- [TASK DIRECTIONS]:
Copy each of the entries below faithfully, setting aside any pictures.

------ ENTRIES SUPPLIED ------

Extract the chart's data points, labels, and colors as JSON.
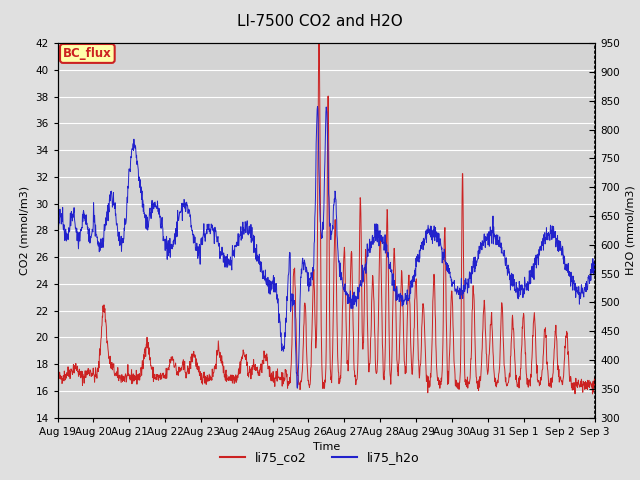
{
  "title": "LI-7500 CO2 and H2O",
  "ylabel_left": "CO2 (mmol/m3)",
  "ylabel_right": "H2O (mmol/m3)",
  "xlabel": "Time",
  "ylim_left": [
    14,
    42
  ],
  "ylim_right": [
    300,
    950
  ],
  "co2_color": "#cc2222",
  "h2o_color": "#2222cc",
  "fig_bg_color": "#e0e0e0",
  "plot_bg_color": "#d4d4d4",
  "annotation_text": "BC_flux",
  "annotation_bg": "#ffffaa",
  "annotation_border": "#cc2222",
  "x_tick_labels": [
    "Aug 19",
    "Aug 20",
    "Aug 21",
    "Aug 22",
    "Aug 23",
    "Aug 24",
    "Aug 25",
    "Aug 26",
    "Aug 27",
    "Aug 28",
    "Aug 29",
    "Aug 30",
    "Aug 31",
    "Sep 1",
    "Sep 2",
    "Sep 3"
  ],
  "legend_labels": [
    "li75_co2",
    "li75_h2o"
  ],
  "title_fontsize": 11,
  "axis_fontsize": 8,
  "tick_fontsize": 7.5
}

------

- [REPLY]:
Extract the chart's data points, labels, and colors as JSON.
{
  "title": "LI-7500 CO2 and H2O",
  "ylabel_left": "CO2 (mmol/m3)",
  "ylabel_right": "H2O (mmol/m3)",
  "xlabel": "Time",
  "ylim_left": [
    14,
    42
  ],
  "ylim_right": [
    300,
    950
  ],
  "co2_color": "#cc2222",
  "h2o_color": "#2222cc",
  "fig_bg_color": "#e0e0e0",
  "plot_bg_color": "#d4d4d4",
  "annotation_text": "BC_flux",
  "annotation_bg": "#ffffaa",
  "annotation_border": "#cc2222",
  "x_tick_labels": [
    "Aug 19",
    "Aug 20",
    "Aug 21",
    "Aug 22",
    "Aug 23",
    "Aug 24",
    "Aug 25",
    "Aug 26",
    "Aug 27",
    "Aug 28",
    "Aug 29",
    "Aug 30",
    "Aug 31",
    "Sep 1",
    "Sep 2",
    "Sep 3"
  ],
  "legend_labels": [
    "li75_co2",
    "li75_h2o"
  ],
  "title_fontsize": 11,
  "axis_fontsize": 8,
  "tick_fontsize": 7.5
}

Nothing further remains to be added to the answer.